[Source records start]
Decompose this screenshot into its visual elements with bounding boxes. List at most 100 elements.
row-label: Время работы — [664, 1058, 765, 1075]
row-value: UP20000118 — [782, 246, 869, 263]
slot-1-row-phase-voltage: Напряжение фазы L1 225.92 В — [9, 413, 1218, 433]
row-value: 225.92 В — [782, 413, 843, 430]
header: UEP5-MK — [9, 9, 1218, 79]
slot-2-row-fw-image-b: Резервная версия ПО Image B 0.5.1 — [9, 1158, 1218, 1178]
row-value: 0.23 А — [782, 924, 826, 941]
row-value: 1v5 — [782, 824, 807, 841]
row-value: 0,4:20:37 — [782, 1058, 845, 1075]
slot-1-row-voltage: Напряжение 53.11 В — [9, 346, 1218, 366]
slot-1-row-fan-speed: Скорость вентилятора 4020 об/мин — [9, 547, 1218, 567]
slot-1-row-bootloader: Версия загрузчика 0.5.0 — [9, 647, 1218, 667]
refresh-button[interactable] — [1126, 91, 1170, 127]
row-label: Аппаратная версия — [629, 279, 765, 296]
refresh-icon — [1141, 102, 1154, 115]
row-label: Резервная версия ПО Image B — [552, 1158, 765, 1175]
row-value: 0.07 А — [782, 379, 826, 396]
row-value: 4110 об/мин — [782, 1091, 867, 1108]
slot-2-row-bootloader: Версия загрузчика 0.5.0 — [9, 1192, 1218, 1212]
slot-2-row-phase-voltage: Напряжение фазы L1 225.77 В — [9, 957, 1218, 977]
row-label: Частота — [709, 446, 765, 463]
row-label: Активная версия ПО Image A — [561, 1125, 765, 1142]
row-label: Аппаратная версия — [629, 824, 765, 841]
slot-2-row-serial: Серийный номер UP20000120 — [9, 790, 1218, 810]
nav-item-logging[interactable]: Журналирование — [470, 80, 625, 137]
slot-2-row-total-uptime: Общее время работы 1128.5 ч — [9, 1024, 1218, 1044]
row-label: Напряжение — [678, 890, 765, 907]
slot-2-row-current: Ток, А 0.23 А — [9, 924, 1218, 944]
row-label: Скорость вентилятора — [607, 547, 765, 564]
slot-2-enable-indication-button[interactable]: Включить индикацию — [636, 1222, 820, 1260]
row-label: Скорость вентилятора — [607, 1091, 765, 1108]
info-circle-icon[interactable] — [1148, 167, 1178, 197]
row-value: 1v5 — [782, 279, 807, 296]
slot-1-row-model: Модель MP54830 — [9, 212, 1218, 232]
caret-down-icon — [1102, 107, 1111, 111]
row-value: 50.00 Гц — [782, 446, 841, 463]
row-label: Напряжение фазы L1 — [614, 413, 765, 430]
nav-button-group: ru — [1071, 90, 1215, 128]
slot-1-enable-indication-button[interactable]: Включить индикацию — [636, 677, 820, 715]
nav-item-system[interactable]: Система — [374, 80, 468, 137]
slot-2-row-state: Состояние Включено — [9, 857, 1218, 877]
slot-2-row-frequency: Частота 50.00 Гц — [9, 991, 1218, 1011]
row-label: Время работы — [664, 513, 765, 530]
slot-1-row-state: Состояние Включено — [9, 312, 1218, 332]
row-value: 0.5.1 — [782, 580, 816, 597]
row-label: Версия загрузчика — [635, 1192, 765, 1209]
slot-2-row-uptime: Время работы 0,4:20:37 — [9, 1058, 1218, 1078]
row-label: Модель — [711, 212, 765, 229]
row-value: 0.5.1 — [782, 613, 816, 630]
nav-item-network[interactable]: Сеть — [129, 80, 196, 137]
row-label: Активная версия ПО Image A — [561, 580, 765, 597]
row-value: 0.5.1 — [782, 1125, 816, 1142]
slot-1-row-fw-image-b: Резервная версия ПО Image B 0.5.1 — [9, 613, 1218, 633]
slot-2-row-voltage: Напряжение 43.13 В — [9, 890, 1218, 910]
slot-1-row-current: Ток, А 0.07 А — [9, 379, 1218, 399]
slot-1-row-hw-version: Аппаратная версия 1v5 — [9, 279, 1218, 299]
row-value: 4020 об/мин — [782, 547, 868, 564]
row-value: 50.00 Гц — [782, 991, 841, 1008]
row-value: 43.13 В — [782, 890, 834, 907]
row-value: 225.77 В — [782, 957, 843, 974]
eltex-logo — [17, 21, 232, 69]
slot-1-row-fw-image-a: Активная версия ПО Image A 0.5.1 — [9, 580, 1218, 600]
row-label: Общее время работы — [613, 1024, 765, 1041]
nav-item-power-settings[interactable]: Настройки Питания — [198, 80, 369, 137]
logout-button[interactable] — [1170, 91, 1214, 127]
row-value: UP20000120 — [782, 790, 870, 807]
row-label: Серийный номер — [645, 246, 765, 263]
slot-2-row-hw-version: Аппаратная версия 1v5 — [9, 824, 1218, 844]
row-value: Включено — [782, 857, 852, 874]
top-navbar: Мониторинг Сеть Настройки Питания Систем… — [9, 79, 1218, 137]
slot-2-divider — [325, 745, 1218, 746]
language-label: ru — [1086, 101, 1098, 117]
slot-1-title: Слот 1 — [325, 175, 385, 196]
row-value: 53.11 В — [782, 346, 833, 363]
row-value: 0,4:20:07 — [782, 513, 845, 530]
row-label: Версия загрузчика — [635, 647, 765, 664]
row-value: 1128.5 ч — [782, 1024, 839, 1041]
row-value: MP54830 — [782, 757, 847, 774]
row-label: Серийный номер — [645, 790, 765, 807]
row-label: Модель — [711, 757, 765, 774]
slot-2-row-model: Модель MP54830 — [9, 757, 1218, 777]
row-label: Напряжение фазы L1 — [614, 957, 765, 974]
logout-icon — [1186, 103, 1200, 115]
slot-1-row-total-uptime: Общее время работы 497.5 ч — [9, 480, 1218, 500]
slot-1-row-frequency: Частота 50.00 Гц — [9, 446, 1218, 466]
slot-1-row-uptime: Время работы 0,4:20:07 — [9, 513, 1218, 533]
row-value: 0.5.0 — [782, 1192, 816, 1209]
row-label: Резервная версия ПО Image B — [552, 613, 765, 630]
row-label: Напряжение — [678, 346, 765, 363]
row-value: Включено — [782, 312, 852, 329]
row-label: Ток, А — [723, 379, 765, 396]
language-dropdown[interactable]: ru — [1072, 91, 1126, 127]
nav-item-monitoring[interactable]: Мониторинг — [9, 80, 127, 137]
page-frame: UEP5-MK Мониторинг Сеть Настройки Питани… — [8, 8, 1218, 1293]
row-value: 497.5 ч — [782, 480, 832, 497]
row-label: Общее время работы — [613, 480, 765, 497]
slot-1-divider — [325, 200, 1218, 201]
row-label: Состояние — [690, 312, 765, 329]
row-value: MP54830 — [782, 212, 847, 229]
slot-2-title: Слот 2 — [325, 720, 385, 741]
[Source records end]
- Your task
Output everything from the first of the lines above down to and including the one that contains "slot-1-row-voltage: Напряжение 53.11" as a Markdown table with the columns No. and Line, omitting any blank lines.

- Solution for this exercise
| No. | Line |
|---|---|
| 1 | Decompose this screenshot into its visual elements with bounding boxes. List at most 100 elements. |
| 2 | row-label: Время работы — [664, 1058, 765, 1075] |
| 3 | row-value: UP20000118 — [782, 246, 869, 263] |
| 4 | slot-1-row-phase-voltage: Напряжение фазы L1 225.92 В — [9, 413, 1218, 433] |
| 5 | row-value: 225.92 В — [782, 413, 843, 430] |
| 6 | header: UEP5-MK — [9, 9, 1218, 79] |
| 7 | slot-2-row-fw-image-b: Резервная версия ПО Image B 0.5.1 — [9, 1158, 1218, 1178] |
| 8 | row-value: 0.23 А — [782, 924, 826, 941] |
| 9 | row-value: 1v5 — [782, 824, 807, 841] |
| 10 | row-value: 0,4:20:37 — [782, 1058, 845, 1075] |
| 11 | slot-1-row-voltage: Напряжение 53.11 В — [9, 346, 1218, 366] |